··· RECORD EXCERPTS ···

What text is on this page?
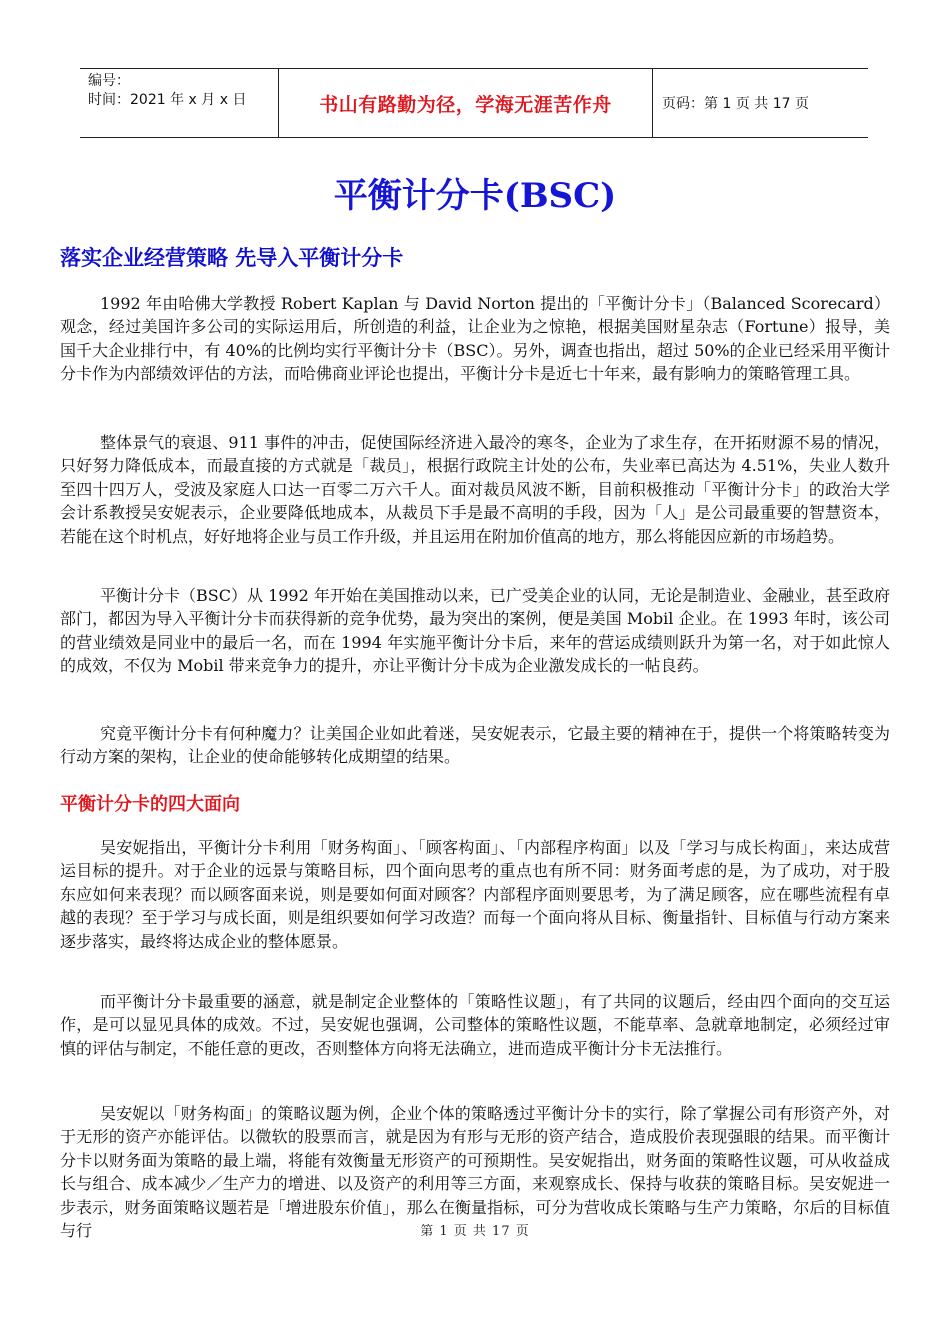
编号：
时间：2021 年 x 月 x 日	书山有路勤为径，学海无涯苦作舟	页码：第 1 页 共 17 页
平衡计分卡(BSC)
落实企业经营策略 先导入平衡计分卡

1992 年由哈佛大学教授 Robert Kaplan 与 David Norton 提出的「平衡计分卡」（Balanced Scorecard）观念，经过美国许多公司的实际运用后，所创造的利益，让企业为之惊艳，根据美国财星杂志（Fortune）报导，美国千大企业排行中，有 40%的比例均实行平衡计分卡（BSC）。另外，调查也指出，超过 50%的企业已经采用平衡计分卡作为内部绩效评估的方法，而哈佛商业评论也提出，平衡计分卡是近七十年来，最有影响力的策略管理工具。

整体景气的衰退、911 事件的冲击，促使国际经济进入最冷的寒冬，企业为了求生存，在开拓财源不易的情况，只好努力降低成本，而最直接的方式就是「裁员」，根据行政院主计处的公布，失业率已高达为 4.51%，失业人数升至四十四万人，受波及家庭人口达一百零二万六千人。面对裁员风波不断，目前积极推动「平衡计分卡」的政治大学会计系教授吴安妮表示，企业要降低地成本，从裁员下手是最不高明的手段，因为「人」是公司最重要的智慧资本，若能在这个时机点，好好地将企业与员工作升级，并且运用在附加价值高的地方，那么将能因应新的市场趋势。

平衡计分卡（BSC）从 1992 年开始在美国推动以来，已广受美企业的认同，无论是制造业、金融业，甚至政府部门，都因为导入平衡计分卡而获得新的竞争优势，最为突出的案例，便是美国 Mobil 企业。在 1993 年时，该公司的营业绩效是同业中的最后一名，而在 1994 年实施平衡计分卡后，来年的营运成绩则跃升为第一名，对于如此惊人的成效，不仅为 Mobil 带来竞争力的提升，亦让平衡计分卡成为企业激发成长的一帖良药。

究竟平衡计分卡有何种魔力？让美国企业如此着迷，吴安妮表示，它最主要的精神在于，提供一个将策略转变为行动方案的架构，让企业的使命能够转化成期望的结果。

平衡计分卡的四大面向

吴安妮指出，平衡计分卡利用「财务构面」、「顾客构面」、「内部程序构面」以及「学习与成长构面」，来达成营运目标的提升。对于企业的远景与策略目标，四个面向思考的重点也有所不同：财务面考虑的是，为了成功，对于股东应如何来表现？而以顾客面来说，则是要如何面对顾客？内部程序面则要思考，为了满足顾客，应在哪些流程有卓越的表现？至于学习与成长面，则是组织要如何学习改造？而每一个面向将从目标、衡量指针、目标值与行动方案来逐步落实，最终将达成企业的整体愿景。

而平衡计分卡最重要的涵意，就是制定企业整体的「策略性议题」，有了共同的议题后，经由四个面向的交互运作，是可以显见具体的成效。不过，吴安妮也强调，公司整体的策略性议题，不能草率、急就章地制定，必须经过审慎的评估与制定，不能任意的更改，否则整体方向将无法确立，进而造成平衡计分卡无法推行。

吴安妮以「财务构面」的策略议题为例，企业个体的策略透过平衡计分卡的实行，除了掌握公司有形资产外，对于无形的资产亦能评估。以微软的股票而言，就是因为有形与无形的资产结合，造成股价表现强眼的结果。而平衡计分卡以财务面为策略的最上端，将能有效衡量无形资产的可预期性。吴安妮指出，财务面的策略性议题，可从收益成长与组合、成本减少／生产力的增进、以及资产的利用等三方面，来观察成长、保持与收获的策略目标。吴安妮进一步表示，财务面策略议题若是「增进股东价值」，那么在衡量指标，可分为营收成长策略与生产力策略，尔后的目标值与行	第 1 页 共 17 页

···

• _GIVEN PROBLEM_
Reproduce the whole listing above word for word, but not its pictures.

• _THE ANSWER_
What text is on this page?
编号：
时间：2021 年 x 月 x 日	书山有路勤为径，学海无涯苦作舟	页码：第 1 页 共 17 页
平衡计分卡(BSC)
落实企业经营策略 先导入平衡计分卡

1992 年由哈佛大学教授 Robert Kaplan 与 David Norton 提出的「平衡计分卡」（Balanced Scorecard）观念，经过美国许多公司的实际运用后，所创造的利益，让企业为之惊艳，根据美国财星杂志（Fortune）报导，美国千大企业排行中，有 40%的比例均实行平衡计分卡（BSC）。另外，调查也指出，超过 50%的企业已经采用平衡计分卡作为内部绩效评估的方法，而哈佛商业评论也提出，平衡计分卡是近七十年来，最有影响力的策略管理工具。

整体景气的衰退、911 事件的冲击，促使国际经济进入最冷的寒冬，企业为了求生存，在开拓财源不易的情况，只好努力降低成本，而最直接的方式就是「裁员」，根据行政院主计处的公布，失业率已高达为 4.51%，失业人数升至四十四万人，受波及家庭人口达一百零二万六千人。面对裁员风波不断，目前积极推动「平衡计分卡」的政治大学会计系教授吴安妮表示，企业要降低地成本，从裁员下手是最不高明的手段，因为「人」是公司最重要的智慧资本，若能在这个时机点，好好地将企业与员工作升级，并且运用在附加价值高的地方，那么将能因应新的市场趋势。

平衡计分卡（BSC）从 1992 年开始在美国推动以来，已广受美企业的认同，无论是制造业、金融业，甚至政府部门，都因为导入平衡计分卡而获得新的竞争优势，最为突出的案例，便是美国 Mobil 企业。在 1993 年时，该公司的营业绩效是同业中的最后一名，而在 1994 年实施平衡计分卡后，来年的营运成绩则跃升为第一名，对于如此惊人的成效，不仅为 Mobil 带来竞争力的提升，亦让平衡计分卡成为企业激发成长的一帖良药。

究竟平衡计分卡有何种魔力？让美国企业如此着迷，吴安妮表示，它最主要的精神在于，提供一个将策略转变为行动方案的架构，让企业的使命能够转化成期望的结果。

平衡计分卡的四大面向

吴安妮指出，平衡计分卡利用「财务构面」、「顾客构面」、「内部程序构面」以及「学习与成长构面」，来达成营运目标的提升。对于企业的远景与策略目标，四个面向思考的重点也有所不同：财务面考虑的是，为了成功，对于股东应如何来表现？而以顾客面来说，则是要如何面对顾客？内部程序面则要思考，为了满足顾客，应在哪些流程有卓越的表现？至于学习与成长面，则是组织要如何学习改造？而每一个面向将从目标、衡量指针、目标值与行动方案来逐步落实，最终将达成企业的整体愿景。

而平衡计分卡最重要的涵意，就是制定企业整体的「策略性议题」，有了共同的议题后，经由四个面向的交互运作，是可以显见具体的成效。不过，吴安妮也强调，公司整体的策略性议题，不能草率、急就章地制定，必须经过审慎的评估与制定，不能任意的更改，否则整体方向将无法确立，进而造成平衡计分卡无法推行。

吴安妮以「财务构面」的策略议题为例，企业个体的策略透过平衡计分卡的实行，除了掌握公司有形资产外，对于无形的资产亦能评估。以微软的股票而言，就是因为有形与无形的资产结合，造成股价表现强眼的结果。而平衡计分卡以财务面为策略的最上端，将能有效衡量无形资产的可预期性。吴安妮指出，财务面的策略性议题，可从收益成长与组合、成本减少／生产力的增进、以及资产的利用等三方面，来观察成长、保持与收获的策略目标。吴安妮进一步表示，财务面策略议题若是「增进股东价值」，那么在衡量指标，可分为营收成长策略与生产力策略，尔后的目标值与行	第 1 页 共 17 页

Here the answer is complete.